Print every record below exactly as written.
--------
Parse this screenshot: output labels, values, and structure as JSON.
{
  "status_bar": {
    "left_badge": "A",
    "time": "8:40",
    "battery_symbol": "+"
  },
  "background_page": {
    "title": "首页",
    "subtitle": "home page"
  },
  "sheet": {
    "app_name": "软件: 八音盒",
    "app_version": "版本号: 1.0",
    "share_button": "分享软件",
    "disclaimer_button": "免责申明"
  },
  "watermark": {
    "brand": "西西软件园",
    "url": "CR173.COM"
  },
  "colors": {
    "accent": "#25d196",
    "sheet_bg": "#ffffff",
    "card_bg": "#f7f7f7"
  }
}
--------
_RESULT BELOW_:
Parse this screenshot: output labels, values, and structure as JSON.
{
  "status_bar": {
    "left_badge": "A",
    "time": "8:40",
    "battery_symbol": "+"
  },
  "background_page": {
    "title": "首页",
    "subtitle": "home page"
  },
  "sheet": {
    "app_name": "软件: 八音盒",
    "app_version": "版本号: 1.0",
    "share_button": "分享软件",
    "disclaimer_button": "免责申明"
  },
  "watermark": {
    "brand": "西西软件园",
    "url": "CR173.COM"
  },
  "colors": {
    "accent": "#25d196",
    "sheet_bg": "#ffffff",
    "card_bg": "#f7f7f7"
  }
}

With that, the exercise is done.